Required task A
Quote the passage from the GPU programming discussion starting with "CPUs are not" and going on through "such novel ideas.".

CPUs are not very good at branching either - see all the effort being put towards getting branch prediction right - but they are way better at it than GPUs. The main appeal of GPGPU programming is, in my opinion, that if you can get the CPU to efficiently divide the larger problem into a lot of small, simple subtasks, you can achieve faster speeds.
You mentioned compilers. See a related example, for reference all the work Daniel Lemire has been doing on SIMD parsing: the algorithms he (co)invented are all highly specialized to the language, and highly nontrivial. Branchless programming requires an entirely different mindset/intuition than "traditional" programming, and I wouldn't expect the average programmer to come up with such novel ideas.
A GPU is a specialized tool that is useful for a particular purpose, not a silver bullet to magically speed up your code. Theree is a reason that we are using it for its current purposes.
A big one is video encoding. It seems like GPUs would be ideal for it but in practice limitations in either the hardware or programming model make it hard to efficiently run on GPU shader cores. (GPUs usually include separate fixed-function video engines but these aren't programmable to support future codecs.)

Required task B
Pull out every line of the listing below that contains the string "section". Case counts.

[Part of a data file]

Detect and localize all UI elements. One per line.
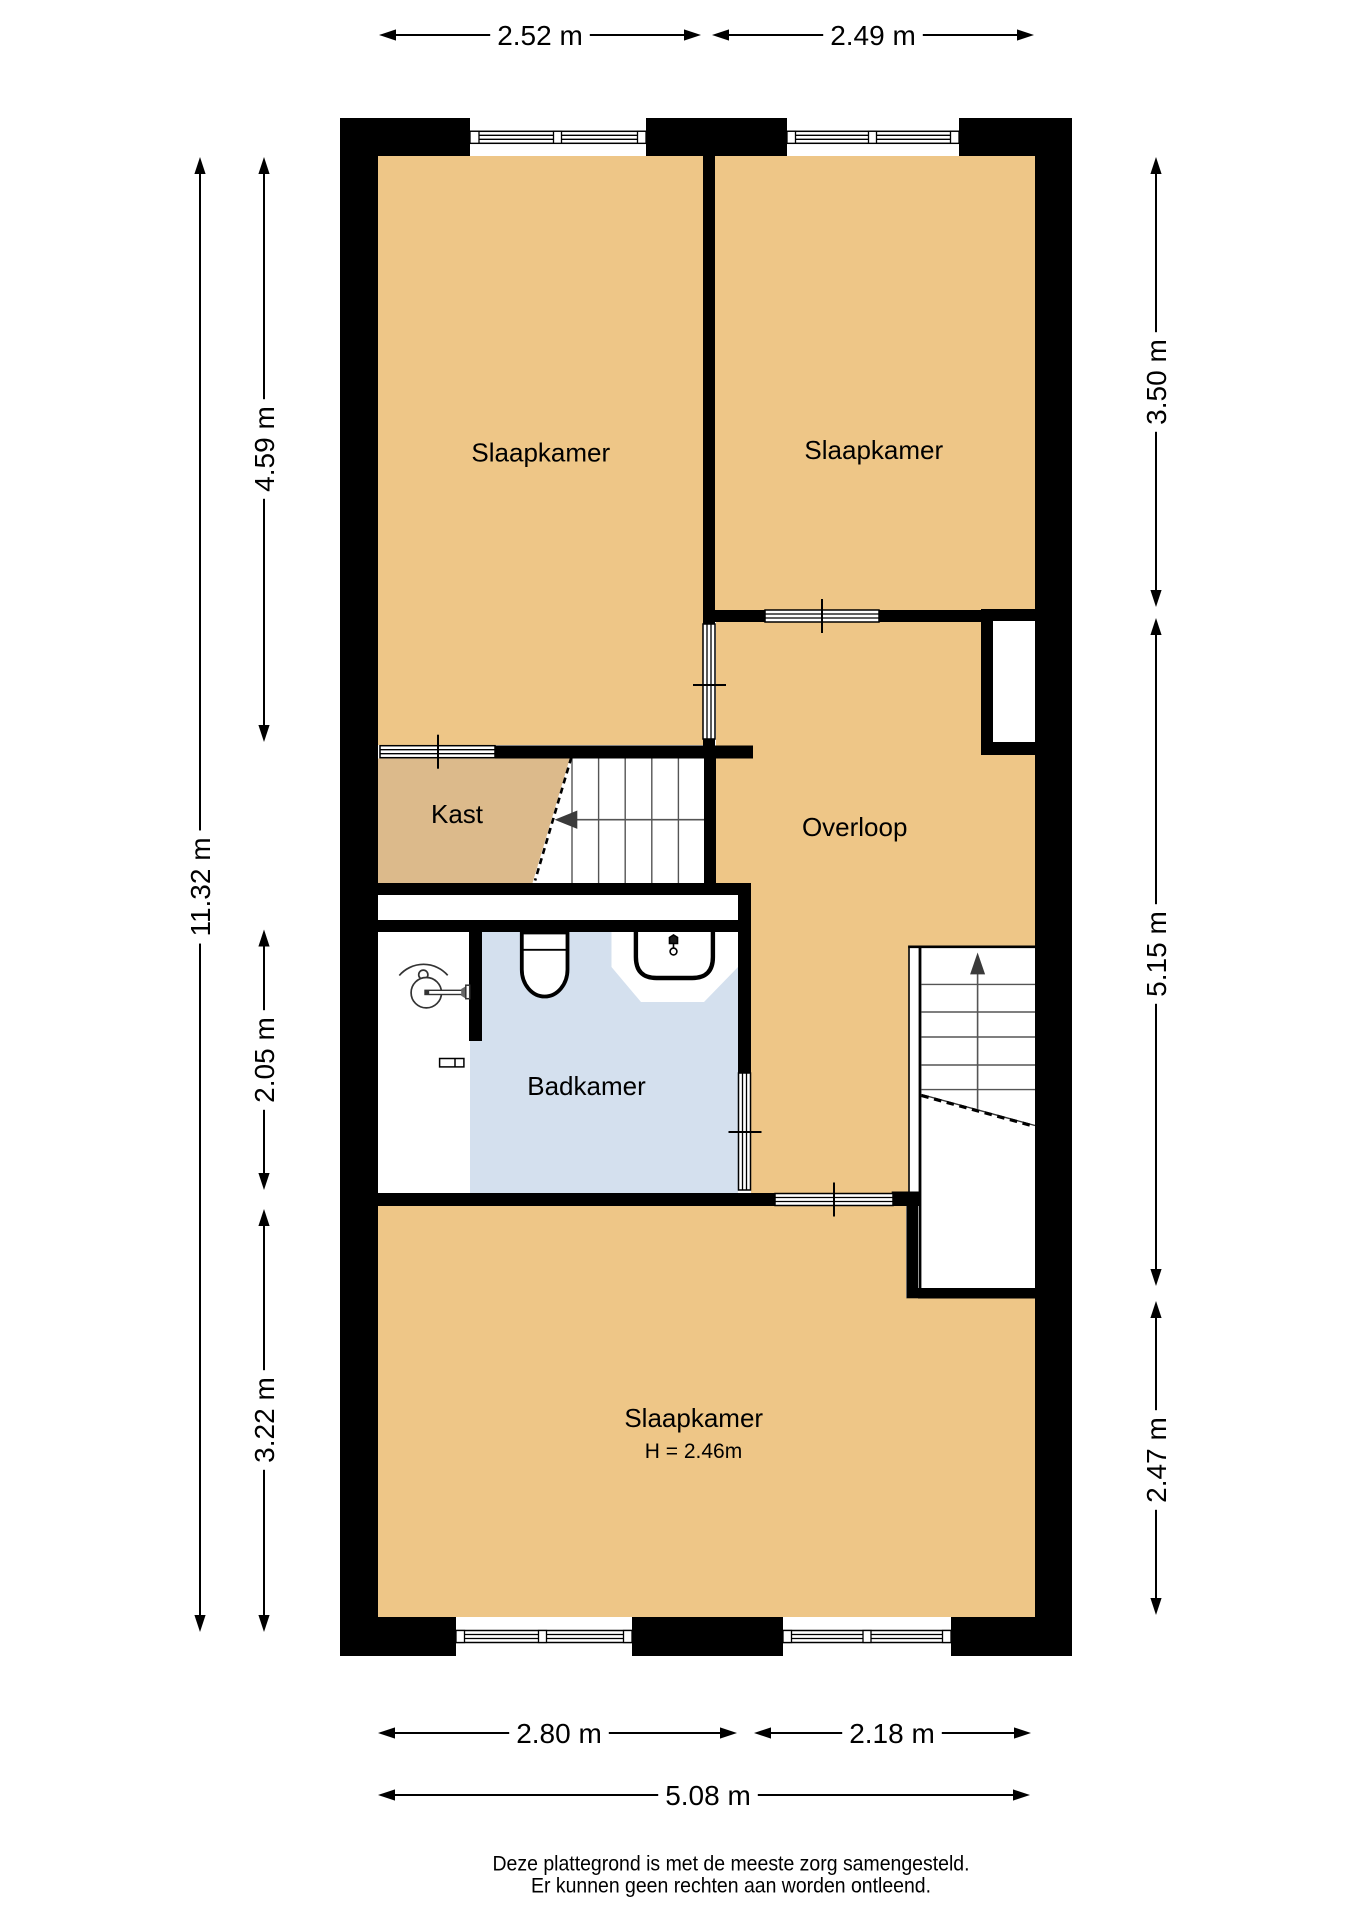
svg-text:3.50 m: 3.50 m	[1141, 339, 1172, 425]
svg-text:4.59 m: 4.59 m	[249, 406, 280, 492]
svg-text:11.32 m: 11.32 m	[185, 837, 216, 936]
svg-text:H = 2.46m: H = 2.46m	[645, 1440, 742, 1463]
svg-text:2.80 m: 2.80 m	[516, 1718, 602, 1749]
svg-text:5.15 m: 5.15 m	[1141, 911, 1172, 997]
svg-text:Slaapkamer: Slaapkamer	[471, 438, 610, 468]
svg-text:Overloop: Overloop	[802, 812, 908, 842]
svg-text:5.08 m: 5.08 m	[665, 1780, 751, 1811]
svg-text:3.22 m: 3.22 m	[249, 1377, 280, 1463]
svg-text:2.18 m: 2.18 m	[849, 1718, 935, 1749]
svg-text:2.47 m: 2.47 m	[1141, 1417, 1172, 1503]
svg-text:Deze plattegrond is met de mee: Deze plattegrond is met de meeste zorg s…	[493, 1853, 970, 1876]
svg-text:Slaapkamer: Slaapkamer	[624, 1403, 763, 1433]
svg-text:2.05 m: 2.05 m	[249, 1017, 280, 1103]
svg-text:Er kunnen geen rechten aan wor: Er kunnen geen rechten aan worden ontlee…	[531, 1875, 931, 1898]
svg-text:Slaapkamer: Slaapkamer	[804, 435, 943, 465]
svg-text:Kast: Kast	[431, 799, 484, 829]
svg-text:2.49 m: 2.49 m	[830, 20, 916, 51]
svg-text:2.52 m: 2.52 m	[497, 20, 583, 51]
svg-text:Badkamer: Badkamer	[527, 1071, 646, 1101]
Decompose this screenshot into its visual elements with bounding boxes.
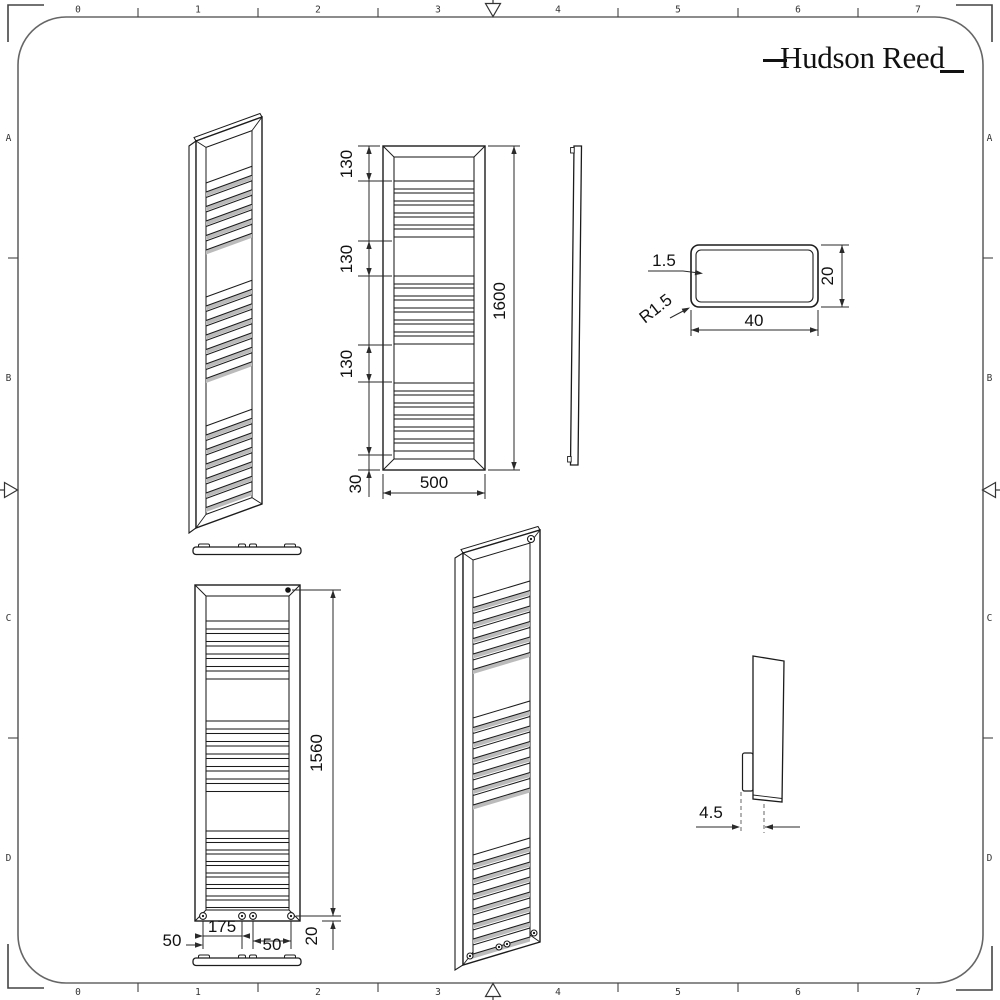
tube-inner-wall (696, 250, 813, 302)
brand-logo: Hudson Reed (763, 40, 964, 76)
dim-rear-1560: 1560 (307, 734, 326, 772)
dim-rear-175: 175 (208, 917, 236, 936)
ruler-top-5: 5 (675, 5, 681, 16)
logo-text: Hudson Reed (780, 40, 945, 76)
ruler-bottom-3: 3 (435, 987, 441, 998)
ruler-top-1: 1 (195, 5, 201, 16)
view-front-elevation (383, 146, 485, 470)
dim-section-40: 40 (745, 311, 764, 330)
dim-front-500: 500 (420, 473, 448, 492)
dim-front-1600: 1600 (490, 282, 509, 320)
ruler-left-a: A (6, 133, 12, 144)
ruler-bottom-6: 6 (795, 987, 801, 998)
ruler-right-b: B (987, 373, 993, 384)
ruler-bottom-0: 0 (75, 987, 81, 998)
dim-front-130-low: 130 (337, 350, 356, 378)
dim-section-20: 20 (818, 267, 837, 286)
ruler-top-0: 0 (75, 5, 81, 16)
wall-bracket (743, 753, 754, 791)
drawing-sheet: 0 1 2 3 4 5 6 7 0 1 2 3 4 5 6 7 A B C D … (0, 0, 1000, 1000)
side-panel (753, 656, 784, 802)
technical-drawing: 0 1 2 3 4 5 6 7 0 1 2 3 4 5 6 7 A B C D … (0, 0, 1000, 1000)
dim-front-130-top: 130 (337, 150, 356, 178)
ruler-left-c: C (6, 613, 12, 624)
ruler-bottom-4: 4 (555, 987, 561, 998)
ruler-top-3: 3 (435, 5, 441, 16)
ruler-top-4: 4 (555, 5, 561, 16)
ruler-bottom-1: 1 (195, 987, 201, 998)
logo-underscore-icon (940, 70, 964, 73)
ruler-right-c: C (987, 613, 993, 624)
dim-rear-50-right: 50 (263, 935, 282, 954)
ruler-left-d: D (6, 853, 12, 864)
dim-rear-50-left: 50 (163, 931, 182, 950)
ruler-right-d: D (987, 853, 993, 864)
ruler-left-b: B (6, 373, 12, 384)
dim-rear-20: 20 (302, 927, 321, 946)
ruler-bottom-2: 2 (315, 987, 321, 998)
ruler-top-7: 7 (915, 5, 921, 16)
ruler-right-a: A (987, 133, 993, 144)
view-perspective-rear (455, 527, 540, 971)
ruler-top-6: 6 (795, 5, 801, 16)
ruler-top-2: 2 (315, 5, 321, 16)
ruler-bottom-5: 5 (675, 987, 681, 998)
side-profile-notch-bottom (568, 457, 572, 463)
view-tube-section (691, 245, 818, 307)
dim-front-30: 30 (346, 475, 365, 494)
side-profile-notch-top (571, 148, 575, 154)
dim-section-wall-1-5: 1.5 (652, 251, 676, 270)
view-perspective-front (189, 114, 262, 534)
dim-side-4-5: 4.5 (699, 803, 723, 822)
dim-front-130-mid: 130 (337, 245, 356, 273)
ruler-bottom-7: 7 (915, 987, 921, 998)
view-rear-elevation (195, 585, 300, 921)
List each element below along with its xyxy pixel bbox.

Exercise answer A
CPUs are not very good at branching either - see all the effort being put towards getting branch prediction right - but they are way better at it than GPUs. The main appeal of GPGPU programming is, in my opinion, that if you can get the CPU to efficiently divide the larger problem into a lot of small, simple subtasks, you can achieve faster speeds.
You mentioned compilers. See a related example, for reference all the work Daniel Lemire has been doing on SIMD parsing: the algorithms he (co)invented are all highly specialized to the language, and highly nontrivial. Branchless programming requires an entirely different mindset/intuition than "traditional" programming, and I wouldn't expect the average programmer to come up with such novel ideas.

Exercise answer B
dim-section-40: 40 (745, 311, 764, 330)
dim-section-20: 20 (818, 267, 837, 286)
view-tube-section (691, 245, 818, 307)
dim-section-wall-1-5: 1.5 (652, 251, 676, 270)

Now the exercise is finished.